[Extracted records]
———

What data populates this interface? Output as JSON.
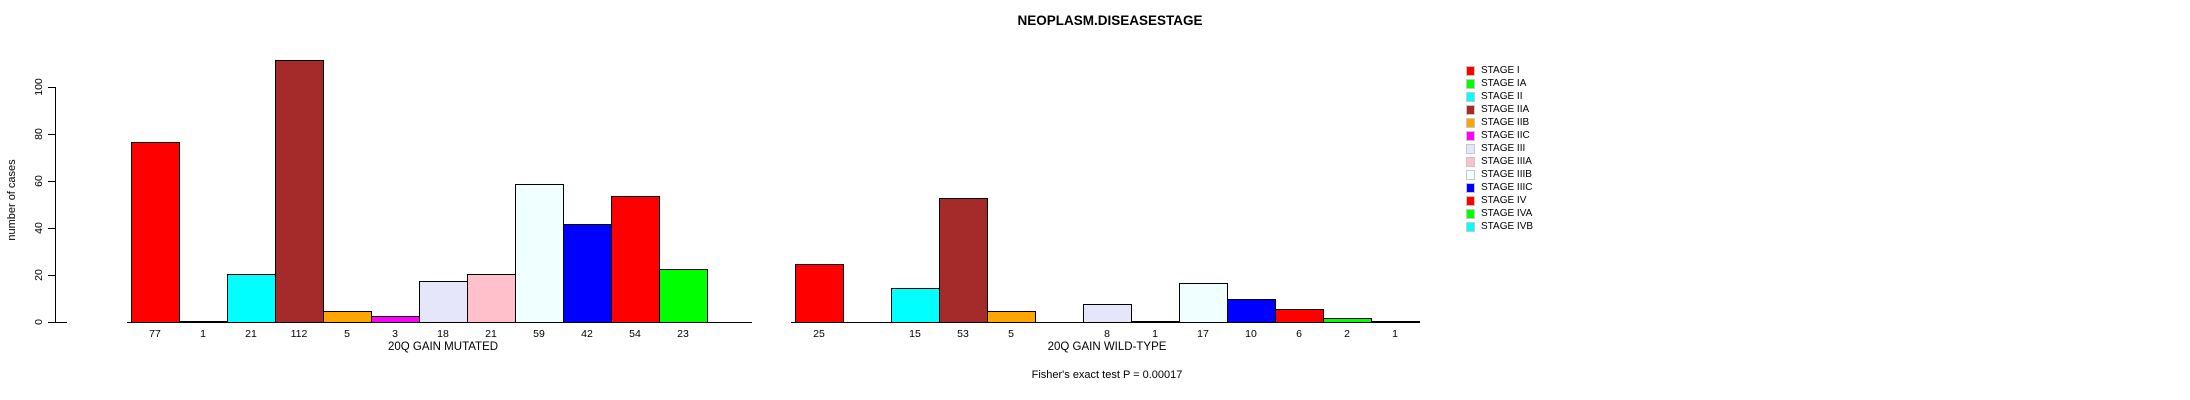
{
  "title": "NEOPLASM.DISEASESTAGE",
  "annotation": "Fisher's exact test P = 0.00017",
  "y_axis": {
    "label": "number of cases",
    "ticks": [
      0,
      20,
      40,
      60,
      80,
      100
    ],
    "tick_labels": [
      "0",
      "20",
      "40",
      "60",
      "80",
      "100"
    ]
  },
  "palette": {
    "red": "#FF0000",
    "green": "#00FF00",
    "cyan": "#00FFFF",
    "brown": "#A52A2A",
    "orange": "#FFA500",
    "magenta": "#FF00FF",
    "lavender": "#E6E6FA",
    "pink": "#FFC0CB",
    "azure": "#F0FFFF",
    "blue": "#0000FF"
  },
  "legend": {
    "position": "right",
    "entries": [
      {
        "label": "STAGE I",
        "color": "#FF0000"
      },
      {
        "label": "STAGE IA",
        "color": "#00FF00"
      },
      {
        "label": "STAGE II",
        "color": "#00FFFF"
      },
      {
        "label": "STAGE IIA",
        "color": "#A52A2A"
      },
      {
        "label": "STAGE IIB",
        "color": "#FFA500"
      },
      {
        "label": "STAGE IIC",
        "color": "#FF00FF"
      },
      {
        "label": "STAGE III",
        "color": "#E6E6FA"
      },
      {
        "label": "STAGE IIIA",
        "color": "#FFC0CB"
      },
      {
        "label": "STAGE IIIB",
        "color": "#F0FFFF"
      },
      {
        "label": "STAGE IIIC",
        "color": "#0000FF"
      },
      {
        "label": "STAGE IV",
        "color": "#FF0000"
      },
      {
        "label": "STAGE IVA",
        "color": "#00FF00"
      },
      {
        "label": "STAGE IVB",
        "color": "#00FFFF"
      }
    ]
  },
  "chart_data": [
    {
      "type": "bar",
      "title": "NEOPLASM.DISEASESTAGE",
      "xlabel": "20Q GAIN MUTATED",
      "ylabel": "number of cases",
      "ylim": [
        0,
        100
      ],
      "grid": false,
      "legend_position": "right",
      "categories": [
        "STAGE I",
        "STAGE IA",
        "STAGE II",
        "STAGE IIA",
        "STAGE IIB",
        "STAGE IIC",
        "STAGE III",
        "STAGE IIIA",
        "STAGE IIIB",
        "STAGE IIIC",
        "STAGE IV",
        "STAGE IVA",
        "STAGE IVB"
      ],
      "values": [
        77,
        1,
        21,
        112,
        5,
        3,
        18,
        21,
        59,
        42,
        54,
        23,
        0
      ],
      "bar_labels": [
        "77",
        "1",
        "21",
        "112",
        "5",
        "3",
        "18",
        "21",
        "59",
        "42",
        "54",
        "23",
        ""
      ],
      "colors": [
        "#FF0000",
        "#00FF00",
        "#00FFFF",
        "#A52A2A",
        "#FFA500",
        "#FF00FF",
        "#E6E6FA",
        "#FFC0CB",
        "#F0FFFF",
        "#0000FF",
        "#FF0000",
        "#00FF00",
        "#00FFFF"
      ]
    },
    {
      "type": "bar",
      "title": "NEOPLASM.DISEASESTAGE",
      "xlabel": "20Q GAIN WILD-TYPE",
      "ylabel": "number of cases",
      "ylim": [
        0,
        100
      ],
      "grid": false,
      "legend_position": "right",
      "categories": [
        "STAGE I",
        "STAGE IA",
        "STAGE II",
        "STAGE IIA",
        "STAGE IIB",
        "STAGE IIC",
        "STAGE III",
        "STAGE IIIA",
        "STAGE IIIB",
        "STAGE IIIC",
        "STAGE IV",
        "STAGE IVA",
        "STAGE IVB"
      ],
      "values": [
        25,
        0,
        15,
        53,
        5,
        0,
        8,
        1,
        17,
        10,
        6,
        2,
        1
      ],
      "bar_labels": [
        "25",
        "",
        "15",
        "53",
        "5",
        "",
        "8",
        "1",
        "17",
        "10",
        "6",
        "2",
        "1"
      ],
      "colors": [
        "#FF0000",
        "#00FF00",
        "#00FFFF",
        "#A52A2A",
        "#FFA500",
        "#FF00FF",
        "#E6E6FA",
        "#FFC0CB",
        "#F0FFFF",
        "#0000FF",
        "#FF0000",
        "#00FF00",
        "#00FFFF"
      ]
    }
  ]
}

———

From the material above, copy everything exactly but the pictures.

• Complete answer:
What data populates this interface? Output as JSON.
{
  "title": "NEOPLASM.DISEASESTAGE",
  "annotation": "Fisher's exact test P = 0.00017",
  "y_axis": {
    "label": "number of cases",
    "ticks": [
      0,
      20,
      40,
      60,
      80,
      100
    ],
    "tick_labels": [
      "0",
      "20",
      "40",
      "60",
      "80",
      "100"
    ]
  },
  "palette": {
    "red": "#FF0000",
    "green": "#00FF00",
    "cyan": "#00FFFF",
    "brown": "#A52A2A",
    "orange": "#FFA500",
    "magenta": "#FF00FF",
    "lavender": "#E6E6FA",
    "pink": "#FFC0CB",
    "azure": "#F0FFFF",
    "blue": "#0000FF"
  },
  "legend": {
    "position": "right",
    "entries": [
      {
        "label": "STAGE I",
        "color": "#FF0000"
      },
      {
        "label": "STAGE IA",
        "color": "#00FF00"
      },
      {
        "label": "STAGE II",
        "color": "#00FFFF"
      },
      {
        "label": "STAGE IIA",
        "color": "#A52A2A"
      },
      {
        "label": "STAGE IIB",
        "color": "#FFA500"
      },
      {
        "label": "STAGE IIC",
        "color": "#FF00FF"
      },
      {
        "label": "STAGE III",
        "color": "#E6E6FA"
      },
      {
        "label": "STAGE IIIA",
        "color": "#FFC0CB"
      },
      {
        "label": "STAGE IIIB",
        "color": "#F0FFFF"
      },
      {
        "label": "STAGE IIIC",
        "color": "#0000FF"
      },
      {
        "label": "STAGE IV",
        "color": "#FF0000"
      },
      {
        "label": "STAGE IVA",
        "color": "#00FF00"
      },
      {
        "label": "STAGE IVB",
        "color": "#00FFFF"
      }
    ]
  },
  "chart_data": [
    {
      "type": "bar",
      "title": "NEOPLASM.DISEASESTAGE",
      "xlabel": "20Q GAIN MUTATED",
      "ylabel": "number of cases",
      "ylim": [
        0,
        100
      ],
      "grid": false,
      "legend_position": "right",
      "categories": [
        "STAGE I",
        "STAGE IA",
        "STAGE II",
        "STAGE IIA",
        "STAGE IIB",
        "STAGE IIC",
        "STAGE III",
        "STAGE IIIA",
        "STAGE IIIB",
        "STAGE IIIC",
        "STAGE IV",
        "STAGE IVA",
        "STAGE IVB"
      ],
      "values": [
        77,
        1,
        21,
        112,
        5,
        3,
        18,
        21,
        59,
        42,
        54,
        23,
        0
      ],
      "bar_labels": [
        "77",
        "1",
        "21",
        "112",
        "5",
        "3",
        "18",
        "21",
        "59",
        "42",
        "54",
        "23",
        ""
      ],
      "colors": [
        "#FF0000",
        "#00FF00",
        "#00FFFF",
        "#A52A2A",
        "#FFA500",
        "#FF00FF",
        "#E6E6FA",
        "#FFC0CB",
        "#F0FFFF",
        "#0000FF",
        "#FF0000",
        "#00FF00",
        "#00FFFF"
      ]
    },
    {
      "type": "bar",
      "title": "NEOPLASM.DISEASESTAGE",
      "xlabel": "20Q GAIN WILD-TYPE",
      "ylabel": "number of cases",
      "ylim": [
        0,
        100
      ],
      "grid": false,
      "legend_position": "right",
      "categories": [
        "STAGE I",
        "STAGE IA",
        "STAGE II",
        "STAGE IIA",
        "STAGE IIB",
        "STAGE IIC",
        "STAGE III",
        "STAGE IIIA",
        "STAGE IIIB",
        "STAGE IIIC",
        "STAGE IV",
        "STAGE IVA",
        "STAGE IVB"
      ],
      "values": [
        25,
        0,
        15,
        53,
        5,
        0,
        8,
        1,
        17,
        10,
        6,
        2,
        1
      ],
      "bar_labels": [
        "25",
        "",
        "15",
        "53",
        "5",
        "",
        "8",
        "1",
        "17",
        "10",
        "6",
        "2",
        "1"
      ],
      "colors": [
        "#FF0000",
        "#00FF00",
        "#00FFFF",
        "#A52A2A",
        "#FFA500",
        "#FF00FF",
        "#E6E6FA",
        "#FFC0CB",
        "#F0FFFF",
        "#0000FF",
        "#FF0000",
        "#00FF00",
        "#00FFFF"
      ]
    }
  ]
}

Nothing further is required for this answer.